▶ _What to do_: Output every line exactly as written. Leave out pictures.

▶ _Exercise material_:
══════════════════════════════
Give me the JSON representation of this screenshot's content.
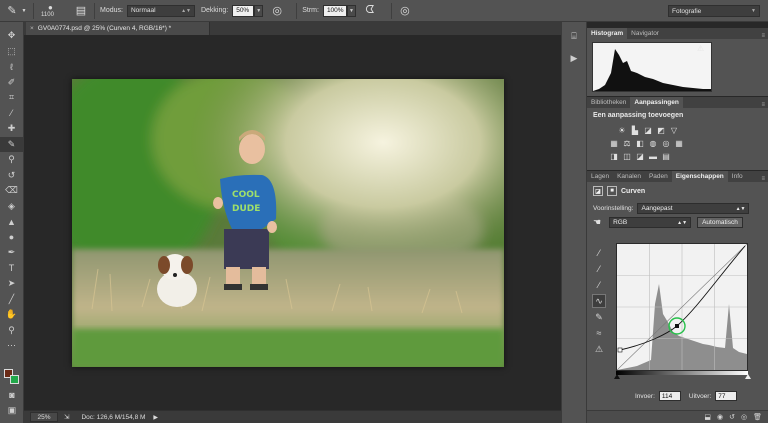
{
  "options_bar": {
    "brush_size": "1100",
    "mode_label": "Modus:",
    "mode_value": "Normaal",
    "opacity_label": "Dekking:",
    "opacity_value": "50%",
    "flow_label": "Strm:",
    "flow_value": "100%",
    "workspace": "Fotografie"
  },
  "document": {
    "tab_title": "GV0A0774.psd @ 25% (Curven 4, RGB/16*) *",
    "close_symbol": "×",
    "zoom": "25%",
    "doc_info": "Doc: 126,6 M/154,8 M"
  },
  "histogram_panel": {
    "tabs": [
      "Histogram",
      "Navigator"
    ],
    "active_tab": 0,
    "warning_glyph": "⚠"
  },
  "adjustments_panel": {
    "tabs": [
      "Bibliotheken",
      "Aanpassingen"
    ],
    "active_tab": 1,
    "title": "Een aanpassing toevoegen"
  },
  "properties_panel": {
    "tabs": [
      "Lagen",
      "Kanalen",
      "Paden",
      "Eigenschappen",
      "Info"
    ],
    "active_tab": 3,
    "layer_type": "Curven",
    "preset_label": "Voorinstelling:",
    "preset_value": "Aangepast",
    "channel_value": "RGB",
    "auto_button": "Automatisch",
    "input_label": "Invoer:",
    "input_value": "114",
    "output_label": "Uitvoer:",
    "output_value": "77"
  },
  "colors": {
    "foreground": "#6a2a16",
    "background": "#22a84a",
    "panel": "#535353",
    "canvas_bg": "#282828"
  }
}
══════════════════════════════
▶ _Task solution_:
Give me the JSON representation of this screenshot's content.
{
  "options_bar": {
    "brush_size": "1100",
    "mode_label": "Modus:",
    "mode_value": "Normaal",
    "opacity_label": "Dekking:",
    "opacity_value": "50%",
    "flow_label": "Strm:",
    "flow_value": "100%",
    "workspace": "Fotografie"
  },
  "document": {
    "tab_title": "GV0A0774.psd @ 25% (Curven 4, RGB/16*) *",
    "close_symbol": "×",
    "zoom": "25%",
    "doc_info": "Doc: 126,6 M/154,8 M"
  },
  "histogram_panel": {
    "tabs": [
      "Histogram",
      "Navigator"
    ],
    "active_tab": 0,
    "warning_glyph": "⚠"
  },
  "adjustments_panel": {
    "tabs": [
      "Bibliotheken",
      "Aanpassingen"
    ],
    "active_tab": 1,
    "title": "Een aanpassing toevoegen"
  },
  "properties_panel": {
    "tabs": [
      "Lagen",
      "Kanalen",
      "Paden",
      "Eigenschappen",
      "Info"
    ],
    "active_tab": 3,
    "layer_type": "Curven",
    "preset_label": "Voorinstelling:",
    "preset_value": "Aangepast",
    "channel_value": "RGB",
    "auto_button": "Automatisch",
    "input_label": "Invoer:",
    "input_value": "114",
    "output_label": "Uitvoer:",
    "output_value": "77"
  },
  "colors": {
    "foreground": "#6a2a16",
    "background": "#22a84a",
    "panel": "#535353",
    "canvas_bg": "#282828"
  }
}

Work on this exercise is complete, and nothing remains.